Records that describe figures:
'''

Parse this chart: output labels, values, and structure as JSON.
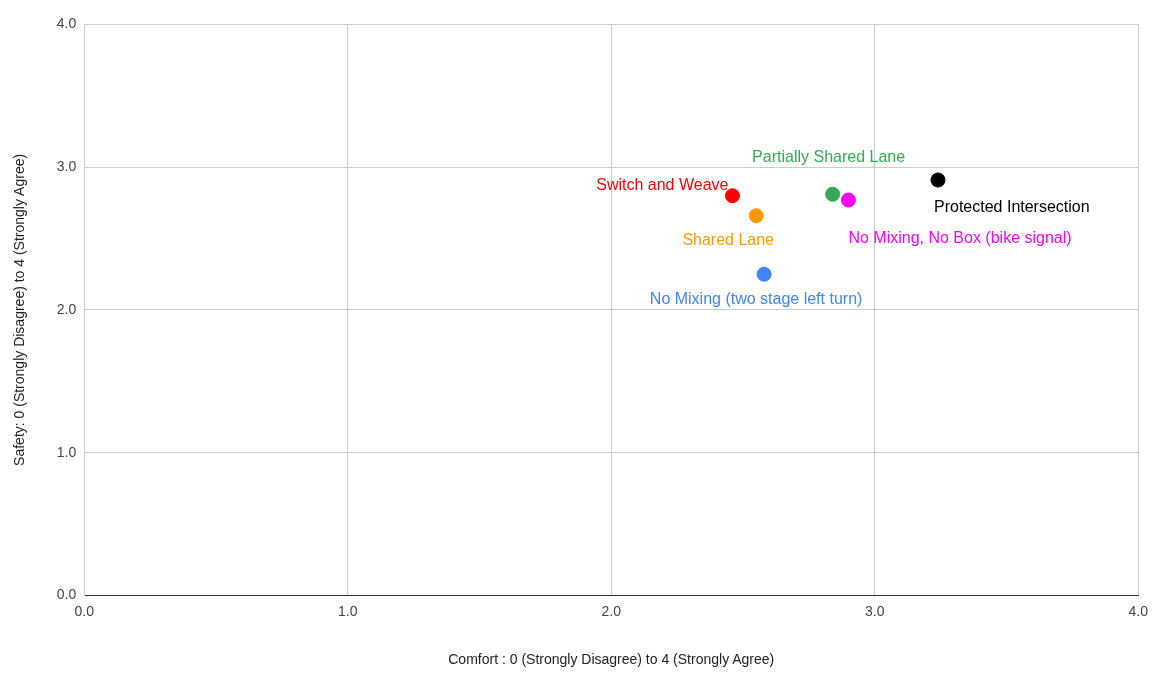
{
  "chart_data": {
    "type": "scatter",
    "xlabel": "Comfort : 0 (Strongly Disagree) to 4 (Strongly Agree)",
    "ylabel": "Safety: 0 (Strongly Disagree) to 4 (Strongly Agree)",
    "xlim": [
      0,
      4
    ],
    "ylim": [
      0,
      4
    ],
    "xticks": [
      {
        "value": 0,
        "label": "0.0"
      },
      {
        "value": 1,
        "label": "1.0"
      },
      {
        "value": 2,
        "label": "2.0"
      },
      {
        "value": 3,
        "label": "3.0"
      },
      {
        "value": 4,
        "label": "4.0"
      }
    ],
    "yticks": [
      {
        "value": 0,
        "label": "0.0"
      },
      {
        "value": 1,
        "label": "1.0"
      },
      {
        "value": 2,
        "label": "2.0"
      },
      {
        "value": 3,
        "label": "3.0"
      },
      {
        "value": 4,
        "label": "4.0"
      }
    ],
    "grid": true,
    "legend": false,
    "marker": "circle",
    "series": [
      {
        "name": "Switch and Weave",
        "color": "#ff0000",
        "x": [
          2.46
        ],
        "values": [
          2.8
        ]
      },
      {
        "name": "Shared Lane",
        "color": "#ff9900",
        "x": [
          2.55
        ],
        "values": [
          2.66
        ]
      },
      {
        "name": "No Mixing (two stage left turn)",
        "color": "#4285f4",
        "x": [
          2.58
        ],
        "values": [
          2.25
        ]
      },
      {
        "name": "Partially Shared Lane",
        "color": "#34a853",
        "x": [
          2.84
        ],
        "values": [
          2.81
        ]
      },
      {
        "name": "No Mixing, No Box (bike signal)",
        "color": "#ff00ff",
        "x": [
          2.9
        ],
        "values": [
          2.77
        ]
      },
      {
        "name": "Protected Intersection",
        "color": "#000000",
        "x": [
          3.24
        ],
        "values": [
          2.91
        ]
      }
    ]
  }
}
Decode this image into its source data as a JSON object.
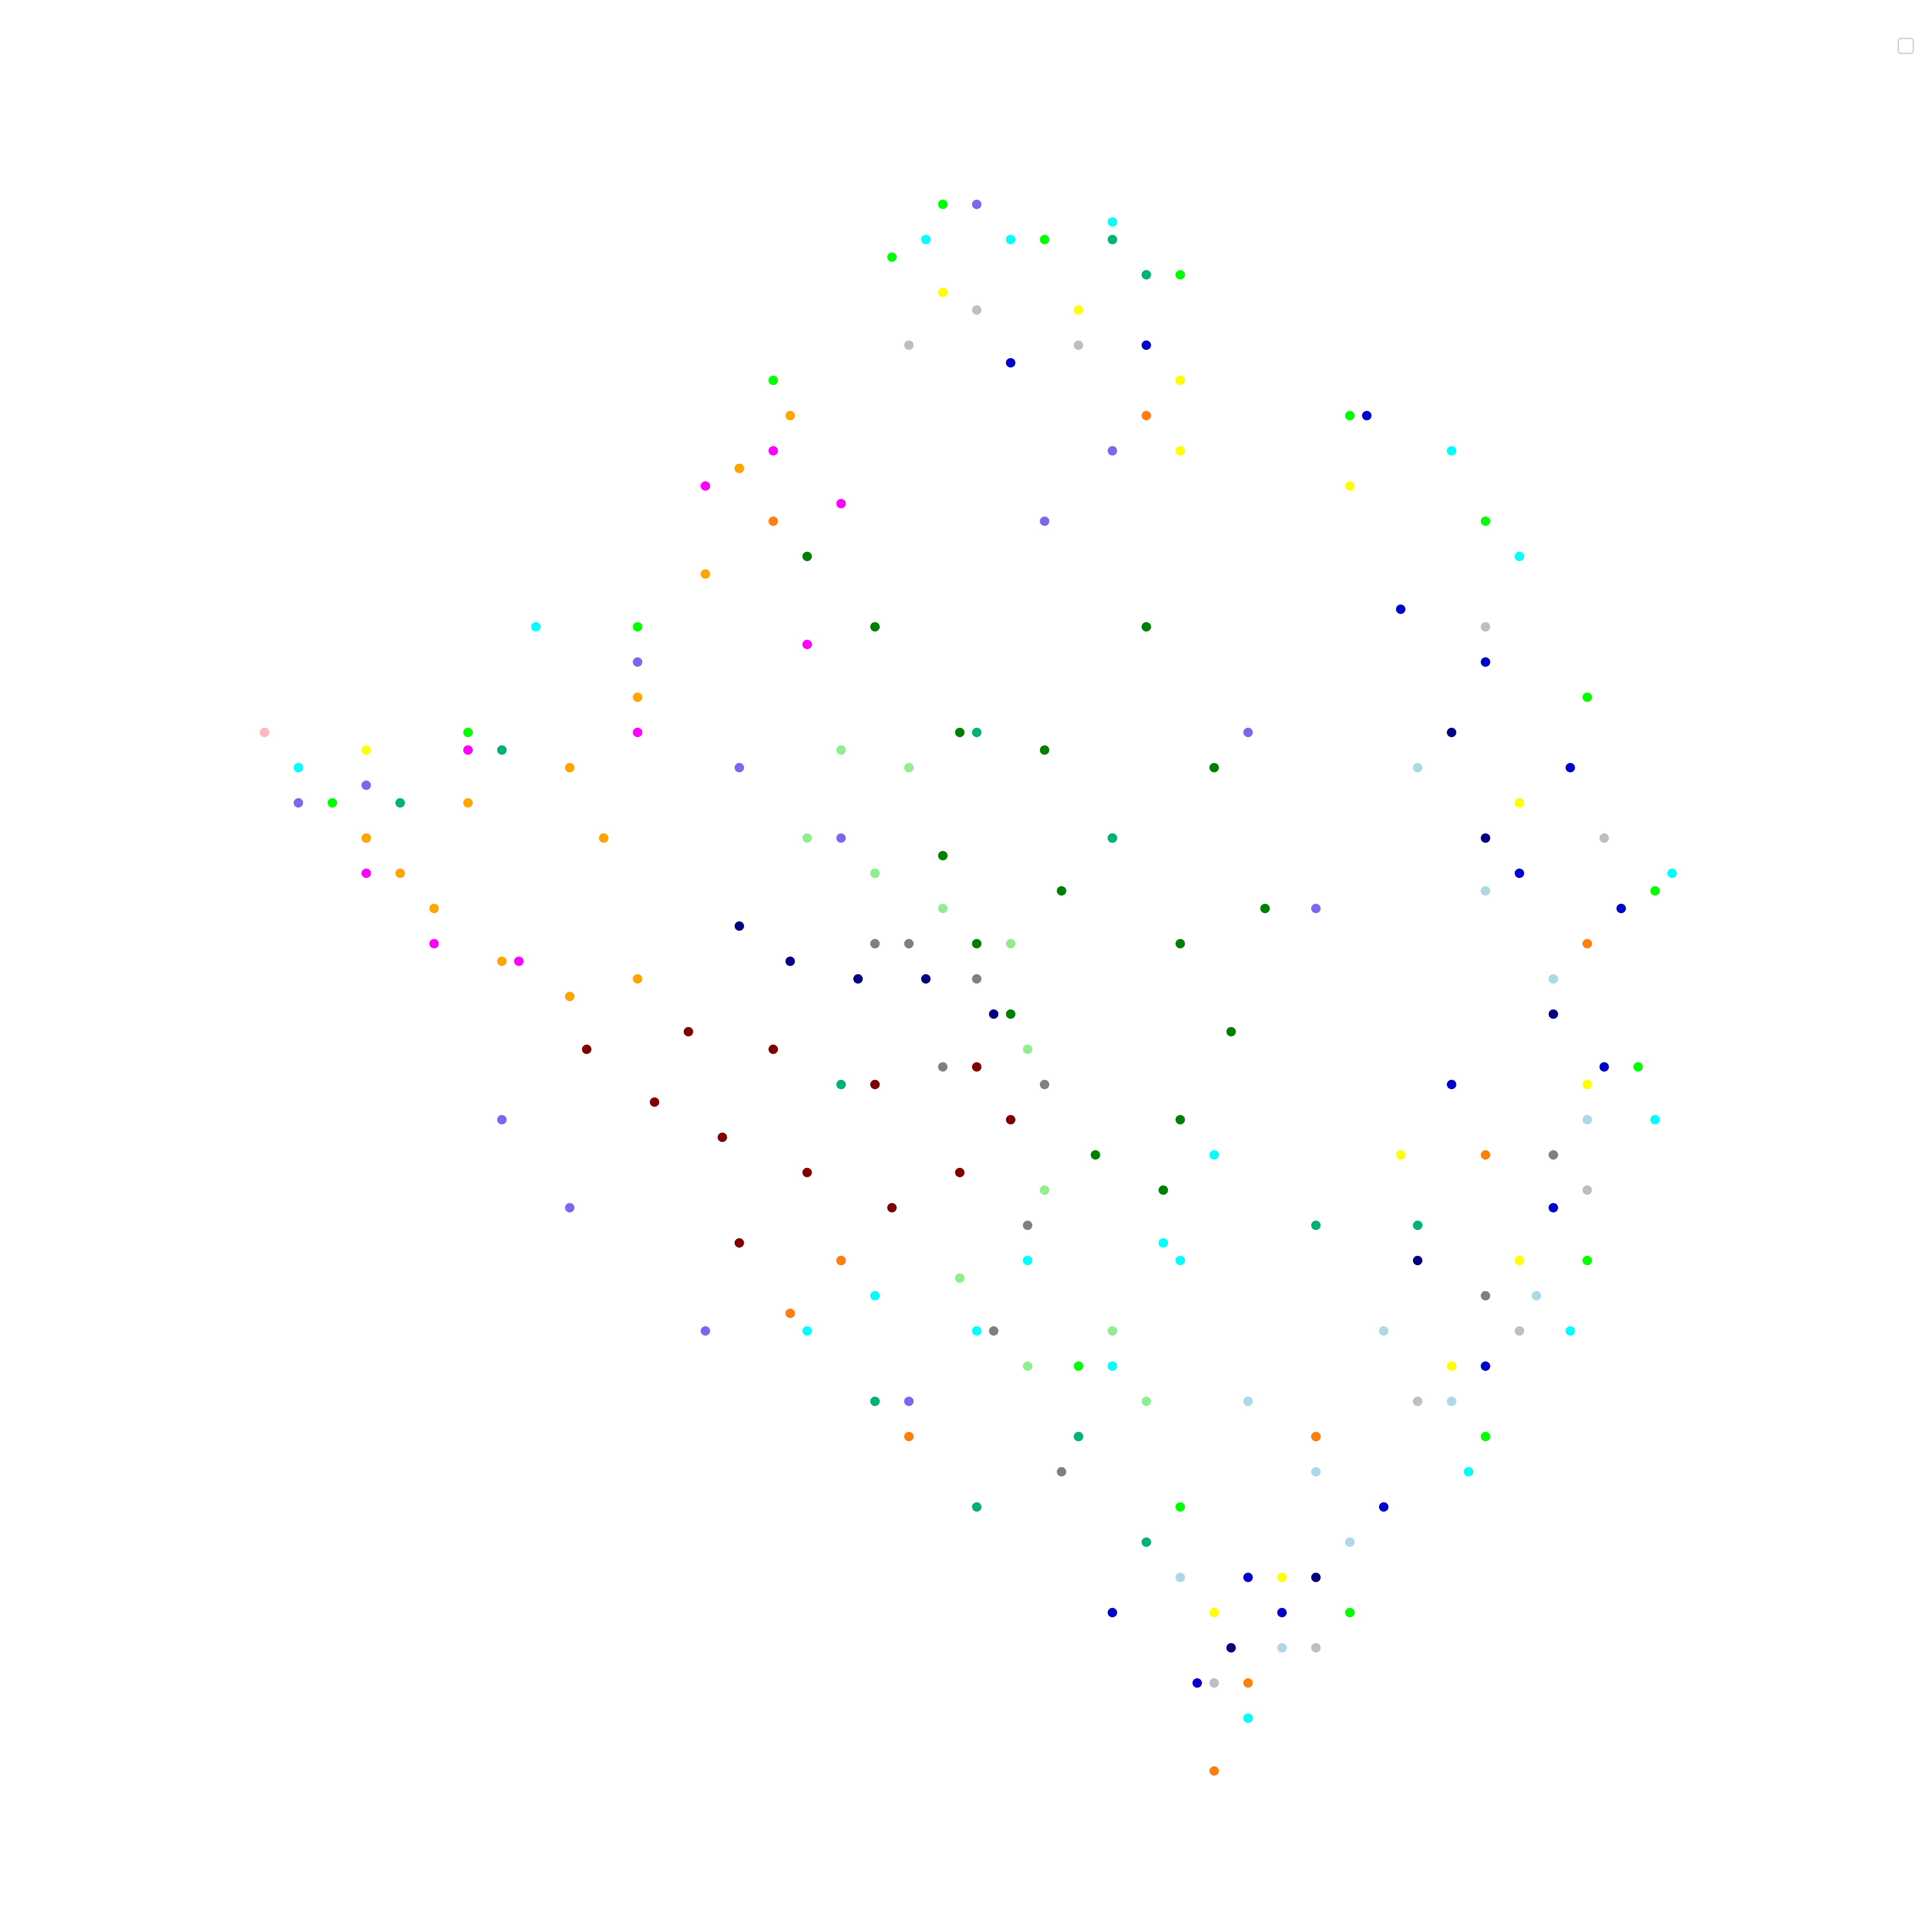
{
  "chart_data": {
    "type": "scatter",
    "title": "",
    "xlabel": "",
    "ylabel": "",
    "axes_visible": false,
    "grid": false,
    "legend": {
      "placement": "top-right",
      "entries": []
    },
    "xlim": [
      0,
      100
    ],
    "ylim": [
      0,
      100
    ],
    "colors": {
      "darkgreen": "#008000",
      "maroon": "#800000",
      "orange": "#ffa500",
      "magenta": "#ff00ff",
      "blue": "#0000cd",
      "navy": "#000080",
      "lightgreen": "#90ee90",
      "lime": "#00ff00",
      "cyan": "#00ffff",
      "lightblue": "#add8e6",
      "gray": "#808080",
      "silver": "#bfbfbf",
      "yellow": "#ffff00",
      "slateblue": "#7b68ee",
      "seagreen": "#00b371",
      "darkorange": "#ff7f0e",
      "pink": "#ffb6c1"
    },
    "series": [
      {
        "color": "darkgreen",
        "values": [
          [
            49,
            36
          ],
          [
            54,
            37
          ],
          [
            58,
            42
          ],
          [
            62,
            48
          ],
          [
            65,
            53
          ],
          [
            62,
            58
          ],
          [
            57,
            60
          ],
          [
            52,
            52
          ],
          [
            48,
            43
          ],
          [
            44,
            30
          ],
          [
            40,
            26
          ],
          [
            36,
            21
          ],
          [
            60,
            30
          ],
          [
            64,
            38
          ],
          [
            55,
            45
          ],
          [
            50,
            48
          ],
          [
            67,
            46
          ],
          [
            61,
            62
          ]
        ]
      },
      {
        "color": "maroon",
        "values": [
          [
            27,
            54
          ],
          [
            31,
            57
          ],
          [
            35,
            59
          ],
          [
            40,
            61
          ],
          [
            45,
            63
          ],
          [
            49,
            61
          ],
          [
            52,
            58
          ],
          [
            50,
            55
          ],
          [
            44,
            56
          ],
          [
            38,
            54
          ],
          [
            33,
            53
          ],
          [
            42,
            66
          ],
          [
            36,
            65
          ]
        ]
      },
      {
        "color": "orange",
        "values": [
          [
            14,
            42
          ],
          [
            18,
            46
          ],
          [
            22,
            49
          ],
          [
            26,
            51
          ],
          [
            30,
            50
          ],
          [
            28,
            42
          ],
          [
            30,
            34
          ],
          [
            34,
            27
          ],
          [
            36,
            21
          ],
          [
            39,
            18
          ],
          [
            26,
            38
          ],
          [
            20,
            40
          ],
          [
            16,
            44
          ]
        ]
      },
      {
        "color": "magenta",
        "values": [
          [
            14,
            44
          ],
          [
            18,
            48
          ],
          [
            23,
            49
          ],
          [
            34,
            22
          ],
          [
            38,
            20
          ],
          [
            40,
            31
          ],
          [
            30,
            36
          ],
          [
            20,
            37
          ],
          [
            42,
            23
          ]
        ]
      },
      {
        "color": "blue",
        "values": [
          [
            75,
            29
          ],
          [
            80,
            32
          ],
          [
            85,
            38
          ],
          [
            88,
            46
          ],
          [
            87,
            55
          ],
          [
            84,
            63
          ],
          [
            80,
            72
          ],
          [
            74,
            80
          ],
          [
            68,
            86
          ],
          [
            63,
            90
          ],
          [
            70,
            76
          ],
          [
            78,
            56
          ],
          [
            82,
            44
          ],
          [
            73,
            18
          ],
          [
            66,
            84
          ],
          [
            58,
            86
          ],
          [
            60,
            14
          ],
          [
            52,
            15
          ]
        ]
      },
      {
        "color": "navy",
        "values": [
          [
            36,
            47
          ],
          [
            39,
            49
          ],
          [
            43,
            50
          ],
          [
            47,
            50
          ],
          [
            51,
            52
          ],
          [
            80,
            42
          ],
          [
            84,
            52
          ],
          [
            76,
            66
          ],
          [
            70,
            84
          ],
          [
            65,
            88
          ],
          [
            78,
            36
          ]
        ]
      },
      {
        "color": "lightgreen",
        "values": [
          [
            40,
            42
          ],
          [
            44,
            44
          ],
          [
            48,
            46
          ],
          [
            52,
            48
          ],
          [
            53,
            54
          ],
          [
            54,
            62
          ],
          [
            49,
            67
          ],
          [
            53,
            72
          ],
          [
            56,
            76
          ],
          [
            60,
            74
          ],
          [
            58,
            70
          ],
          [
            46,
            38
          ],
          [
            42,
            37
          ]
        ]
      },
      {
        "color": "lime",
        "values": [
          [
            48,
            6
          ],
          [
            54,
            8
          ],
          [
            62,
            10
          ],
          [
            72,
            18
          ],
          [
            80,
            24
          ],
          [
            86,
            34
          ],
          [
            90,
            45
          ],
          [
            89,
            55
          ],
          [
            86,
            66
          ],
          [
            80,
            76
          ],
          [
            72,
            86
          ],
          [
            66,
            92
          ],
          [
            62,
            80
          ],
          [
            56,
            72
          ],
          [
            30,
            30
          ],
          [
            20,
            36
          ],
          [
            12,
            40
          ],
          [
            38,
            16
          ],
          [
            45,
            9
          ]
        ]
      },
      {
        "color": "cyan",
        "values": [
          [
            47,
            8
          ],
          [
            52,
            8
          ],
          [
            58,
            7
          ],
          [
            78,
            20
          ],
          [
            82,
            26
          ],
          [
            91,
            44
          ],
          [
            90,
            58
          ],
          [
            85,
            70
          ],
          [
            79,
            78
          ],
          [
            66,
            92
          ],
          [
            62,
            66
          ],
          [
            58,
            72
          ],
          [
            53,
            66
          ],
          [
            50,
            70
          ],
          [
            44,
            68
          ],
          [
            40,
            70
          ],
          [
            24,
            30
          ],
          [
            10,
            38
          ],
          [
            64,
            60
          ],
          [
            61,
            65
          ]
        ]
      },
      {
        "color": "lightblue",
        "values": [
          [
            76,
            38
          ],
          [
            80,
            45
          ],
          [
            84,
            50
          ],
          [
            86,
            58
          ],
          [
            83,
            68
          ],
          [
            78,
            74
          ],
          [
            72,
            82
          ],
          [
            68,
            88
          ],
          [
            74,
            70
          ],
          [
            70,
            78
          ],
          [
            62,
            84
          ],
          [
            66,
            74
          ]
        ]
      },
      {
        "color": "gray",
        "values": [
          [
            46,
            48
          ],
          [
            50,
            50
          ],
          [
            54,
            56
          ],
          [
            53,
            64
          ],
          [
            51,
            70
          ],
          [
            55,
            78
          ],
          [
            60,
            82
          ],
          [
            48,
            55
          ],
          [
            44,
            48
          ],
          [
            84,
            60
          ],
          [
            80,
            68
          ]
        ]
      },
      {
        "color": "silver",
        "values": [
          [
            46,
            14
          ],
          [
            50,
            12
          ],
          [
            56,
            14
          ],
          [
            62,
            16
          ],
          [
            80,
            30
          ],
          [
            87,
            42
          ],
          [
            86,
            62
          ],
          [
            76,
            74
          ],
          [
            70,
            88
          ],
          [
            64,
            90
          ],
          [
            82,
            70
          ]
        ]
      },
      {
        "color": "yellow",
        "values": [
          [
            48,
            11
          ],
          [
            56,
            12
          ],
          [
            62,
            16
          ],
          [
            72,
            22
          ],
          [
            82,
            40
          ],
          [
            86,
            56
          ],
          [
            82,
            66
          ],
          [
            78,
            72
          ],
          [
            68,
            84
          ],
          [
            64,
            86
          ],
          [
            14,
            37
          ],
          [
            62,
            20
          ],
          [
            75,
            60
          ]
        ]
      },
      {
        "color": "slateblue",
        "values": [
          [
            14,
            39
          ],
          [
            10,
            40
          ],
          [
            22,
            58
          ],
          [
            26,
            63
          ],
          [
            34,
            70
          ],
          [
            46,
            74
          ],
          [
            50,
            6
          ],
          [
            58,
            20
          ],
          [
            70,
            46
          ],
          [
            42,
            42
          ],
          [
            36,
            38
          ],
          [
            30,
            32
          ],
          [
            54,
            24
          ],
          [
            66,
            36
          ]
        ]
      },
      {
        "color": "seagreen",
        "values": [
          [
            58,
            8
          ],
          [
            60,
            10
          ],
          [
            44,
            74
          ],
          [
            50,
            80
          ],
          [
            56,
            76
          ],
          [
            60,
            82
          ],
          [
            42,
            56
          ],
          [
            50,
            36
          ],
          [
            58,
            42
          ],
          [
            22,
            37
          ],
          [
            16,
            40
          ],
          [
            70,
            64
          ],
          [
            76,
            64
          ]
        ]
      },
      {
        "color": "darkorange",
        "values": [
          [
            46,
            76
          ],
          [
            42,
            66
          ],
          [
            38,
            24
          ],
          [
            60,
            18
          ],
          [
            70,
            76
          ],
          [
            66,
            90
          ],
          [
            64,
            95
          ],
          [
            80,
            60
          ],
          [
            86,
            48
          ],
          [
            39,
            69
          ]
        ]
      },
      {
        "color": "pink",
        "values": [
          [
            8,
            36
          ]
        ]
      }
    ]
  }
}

'''

> [REQUIREMENT] Select every line in the records above that contains the word "xlabel".

> [RESULT]
    "xlabel": "Comfort : 0 (Strongly Disagree) to 4 (Strongly Agree)",
    "xlabel": "",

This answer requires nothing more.